_Task to carry out:_
Locate "Output a JSON" in the records below, then copy its line and every following line exactly, without the pictures.

_Records shown:_
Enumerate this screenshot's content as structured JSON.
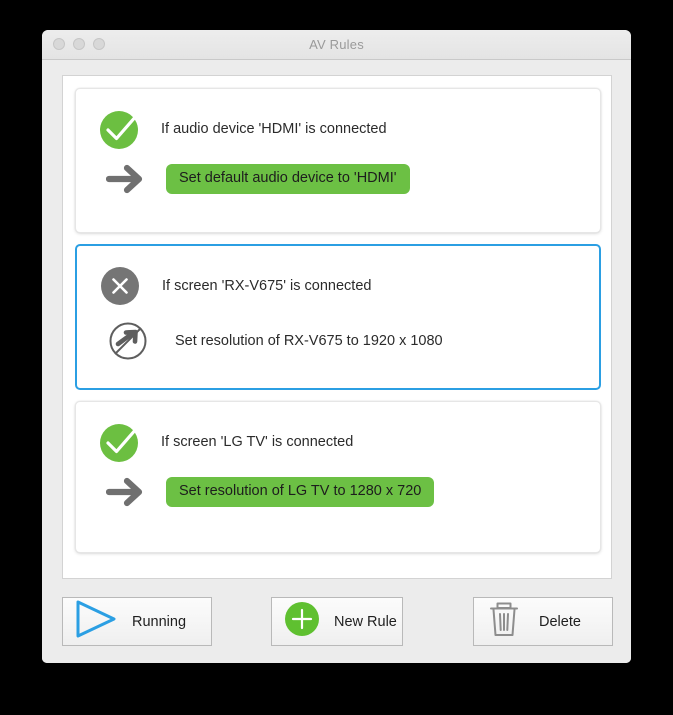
{
  "window": {
    "title": "AV Rules",
    "traffic_lights": [
      "close-button",
      "minimize-button",
      "zoom-button"
    ]
  },
  "colors": {
    "accent_green": "#6cc044",
    "selection_blue": "#2b9fe3",
    "icon_gray": "#707070",
    "window_background": "#ececec"
  },
  "rules": [
    {
      "status_icon": "check-circle-icon",
      "enabled": true,
      "selected": false,
      "condition": "If audio device 'HDMI' is connected",
      "action_icon": "arrow-right-icon",
      "action": "Set default audio device to 'HDMI'",
      "action_style": "pill"
    },
    {
      "status_icon": "x-circle-icon",
      "enabled": false,
      "selected": true,
      "condition": "If screen 'RX-V675' is connected",
      "action_icon": "arrow-disabled-icon",
      "action": "Set resolution of RX-V675 to 1920 x 1080",
      "action_style": "plain"
    },
    {
      "status_icon": "check-circle-icon",
      "enabled": true,
      "selected": false,
      "condition": "If screen 'LG TV' is connected",
      "action_icon": "arrow-right-icon",
      "action": "Set resolution of LG TV to 1280 x 720",
      "action_style": "pill"
    }
  ],
  "toolbar": {
    "running": {
      "label": "Running",
      "icon": "play-triangle-icon"
    },
    "new_rule": {
      "label": "New Rule",
      "icon": "plus-circle-icon"
    },
    "delete": {
      "label": "Delete",
      "icon": "trash-icon"
    }
  }
}
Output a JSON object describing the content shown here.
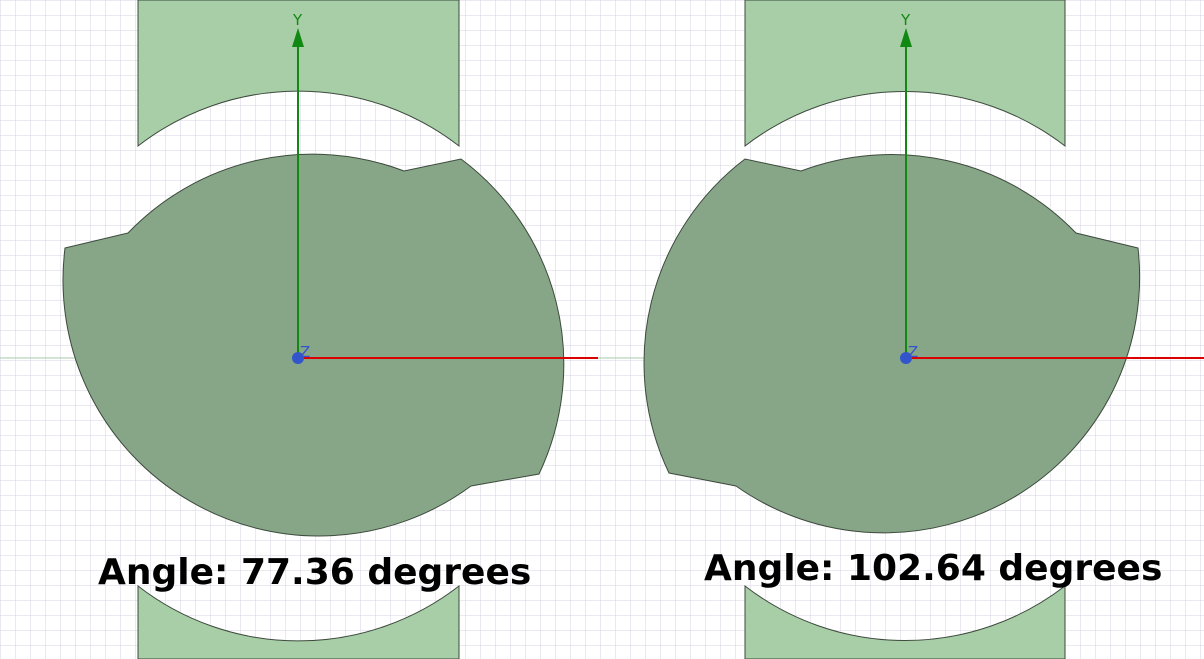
{
  "colors": {
    "background": "#ffffff",
    "grid": "#d6d3e6",
    "stator": "#a8cea8",
    "rotor": "#87a687",
    "outline": "#3d4a3d",
    "x_axis": "#dd0000",
    "y_axis": "#118811",
    "origin": "#3355cc"
  },
  "panels": [
    {
      "axis_y_label": "Y",
      "axis_z_label": "Z",
      "angle_caption": "Angle: 77.36 degrees"
    },
    {
      "axis_y_label": "Y",
      "axis_z_label": "Z",
      "angle_caption": "Angle: 102.64 degrees"
    }
  ]
}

_Answer to this exercise:_
Output a JSON object describing the content shown here.
{
  "colors": {
    "background": "#ffffff",
    "grid": "#d6d3e6",
    "stator": "#a8cea8",
    "rotor": "#87a687",
    "outline": "#3d4a3d",
    "x_axis": "#dd0000",
    "y_axis": "#118811",
    "origin": "#3355cc"
  },
  "panels": [
    {
      "axis_y_label": "Y",
      "axis_z_label": "Z",
      "angle_caption": "Angle: 77.36 degrees"
    },
    {
      "axis_y_label": "Y",
      "axis_z_label": "Z",
      "angle_caption": "Angle: 102.64 degrees"
    }
  ]
}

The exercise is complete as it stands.